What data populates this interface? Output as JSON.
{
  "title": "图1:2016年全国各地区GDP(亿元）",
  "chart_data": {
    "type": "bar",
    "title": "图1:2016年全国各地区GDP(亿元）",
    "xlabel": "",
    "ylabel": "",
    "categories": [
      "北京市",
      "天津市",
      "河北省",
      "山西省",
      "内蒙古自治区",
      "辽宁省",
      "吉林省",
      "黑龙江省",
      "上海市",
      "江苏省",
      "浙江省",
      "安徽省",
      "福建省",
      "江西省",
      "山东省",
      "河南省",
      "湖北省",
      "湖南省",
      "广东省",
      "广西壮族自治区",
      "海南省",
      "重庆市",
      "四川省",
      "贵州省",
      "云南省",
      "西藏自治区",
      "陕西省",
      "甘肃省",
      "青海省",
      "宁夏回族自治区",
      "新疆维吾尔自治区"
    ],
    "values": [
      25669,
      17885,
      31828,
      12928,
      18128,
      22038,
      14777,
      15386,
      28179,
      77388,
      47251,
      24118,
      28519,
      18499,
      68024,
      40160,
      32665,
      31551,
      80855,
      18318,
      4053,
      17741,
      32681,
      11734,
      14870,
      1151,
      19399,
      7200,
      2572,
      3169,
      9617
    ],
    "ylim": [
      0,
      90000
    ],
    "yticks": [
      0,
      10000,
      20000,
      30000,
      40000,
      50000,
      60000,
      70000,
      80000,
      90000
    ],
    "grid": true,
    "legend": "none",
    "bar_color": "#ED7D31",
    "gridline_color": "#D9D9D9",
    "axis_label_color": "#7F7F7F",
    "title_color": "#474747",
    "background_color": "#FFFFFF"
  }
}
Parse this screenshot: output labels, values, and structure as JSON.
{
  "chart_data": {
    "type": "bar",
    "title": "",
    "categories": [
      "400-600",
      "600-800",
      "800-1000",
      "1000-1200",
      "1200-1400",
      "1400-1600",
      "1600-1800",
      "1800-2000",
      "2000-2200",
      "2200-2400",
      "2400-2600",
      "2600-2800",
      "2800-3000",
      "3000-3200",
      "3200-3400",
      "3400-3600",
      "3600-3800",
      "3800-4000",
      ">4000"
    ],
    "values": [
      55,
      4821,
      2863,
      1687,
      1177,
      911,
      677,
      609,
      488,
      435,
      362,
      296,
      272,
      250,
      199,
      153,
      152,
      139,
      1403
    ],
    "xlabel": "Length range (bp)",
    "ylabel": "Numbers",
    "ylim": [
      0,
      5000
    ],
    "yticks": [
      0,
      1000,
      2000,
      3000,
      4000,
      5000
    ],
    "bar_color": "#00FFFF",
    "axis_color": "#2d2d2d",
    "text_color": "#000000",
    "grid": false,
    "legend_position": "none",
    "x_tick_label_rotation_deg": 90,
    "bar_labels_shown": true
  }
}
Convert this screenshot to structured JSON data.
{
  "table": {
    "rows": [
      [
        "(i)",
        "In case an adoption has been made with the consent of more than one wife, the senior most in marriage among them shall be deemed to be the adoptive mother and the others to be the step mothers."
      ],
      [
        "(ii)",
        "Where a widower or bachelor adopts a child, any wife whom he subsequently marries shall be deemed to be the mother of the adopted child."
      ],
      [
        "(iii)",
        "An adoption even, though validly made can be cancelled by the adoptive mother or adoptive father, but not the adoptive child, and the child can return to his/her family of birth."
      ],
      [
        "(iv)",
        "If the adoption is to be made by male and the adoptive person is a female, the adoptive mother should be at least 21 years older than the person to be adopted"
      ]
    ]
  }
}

==*==

# [Task to carry out]
Without leaving anything out, quote all the data.

# [The output]
What data populates this interface? Output as JSON.
{
  "title": "图1:2016年全国各地区GDP(亿元）",
  "chart_data": {
    "type": "bar",
    "title": "图1:2016年全国各地区GDP(亿元）",
    "xlabel": "",
    "ylabel": "",
    "categories": [
      "北京市",
      "天津市",
      "河北省",
      "山西省",
      "内蒙古自治区",
      "辽宁省",
      "吉林省",
      "黑龙江省",
      "上海市",
      "江苏省",
      "浙江省",
      "安徽省",
      "福建省",
      "江西省",
      "山东省",
      "河南省",
      "湖北省",
      "湖南省",
      "广东省",
      "广西壮族自治区",
      "海南省",
      "重庆市",
      "四川省",
      "贵州省",
      "云南省",
      "西藏自治区",
      "陕西省",
      "甘肃省",
      "青海省",
      "宁夏回族自治区",
      "新疆维吾尔自治区"
    ],
    "values": [
      25669,
      17885,
      31828,
      12928,
      18128,
      22038,
      14777,
      15386,
      28179,
      77388,
      47251,
      24118,
      28519,
      18499,
      68024,
      40160,
      32665,
      31551,
      80855,
      18318,
      4053,
      17741,
      32681,
      11734,
      14870,
      1151,
      19399,
      7200,
      2572,
      3169,
      9617
    ],
    "ylim": [
      0,
      90000
    ],
    "yticks": [
      0,
      10000,
      20000,
      30000,
      40000,
      50000,
      60000,
      70000,
      80000,
      90000
    ],
    "grid": true,
    "legend": "none",
    "bar_color": "#ED7D31",
    "gridline_color": "#D9D9D9",
    "axis_label_color": "#7F7F7F",
    "title_color": "#474747",
    "background_color": "#FFFFFF"
  }
}
Parse this screenshot: output labels, values, and structure as JSON.
{
  "chart_data": {
    "type": "bar",
    "title": "",
    "categories": [
      "400-600",
      "600-800",
      "800-1000",
      "1000-1200",
      "1200-1400",
      "1400-1600",
      "1600-1800",
      "1800-2000",
      "2000-2200",
      "2200-2400",
      "2400-2600",
      "2600-2800",
      "2800-3000",
      "3000-3200",
      "3200-3400",
      "3400-3600",
      "3600-3800",
      "3800-4000",
      ">4000"
    ],
    "values": [
      55,
      4821,
      2863,
      1687,
      1177,
      911,
      677,
      609,
      488,
      435,
      362,
      296,
      272,
      250,
      199,
      153,
      152,
      139,
      1403
    ],
    "xlabel": "Length range (bp)",
    "ylabel": "Numbers",
    "ylim": [
      0,
      5000
    ],
    "yticks": [
      0,
      1000,
      2000,
      3000,
      4000,
      5000
    ],
    "bar_color": "#00FFFF",
    "axis_color": "#2d2d2d",
    "text_color": "#000000",
    "grid": false,
    "legend_position": "none",
    "x_tick_label_rotation_deg": 90,
    "bar_labels_shown": true
  }
}
Convert this screenshot to structured JSON data.
{
  "table": {
    "rows": [
      [
        "(i)",
        "In case an adoption has been made with the consent of more than one wife, the senior most in marriage among them shall be deemed to be the adoptive mother and the others to be the step mothers."
      ],
      [
        "(ii)",
        "Where a widower or bachelor adopts a child, any wife whom he subsequently marries shall be deemed to be the mother of the adopted child."
      ],
      [
        "(iii)",
        "An adoption even, though validly made can be cancelled by the adoptive mother or adoptive father, but not the adoptive child, and the child can return to his/her family of birth."
      ],
      [
        "(iv)",
        "If the adoption is to be made by male and the adoptive person is a female, the adoptive mother should be at least 21 years older than the person to be adopted"
      ]
    ]
  }
}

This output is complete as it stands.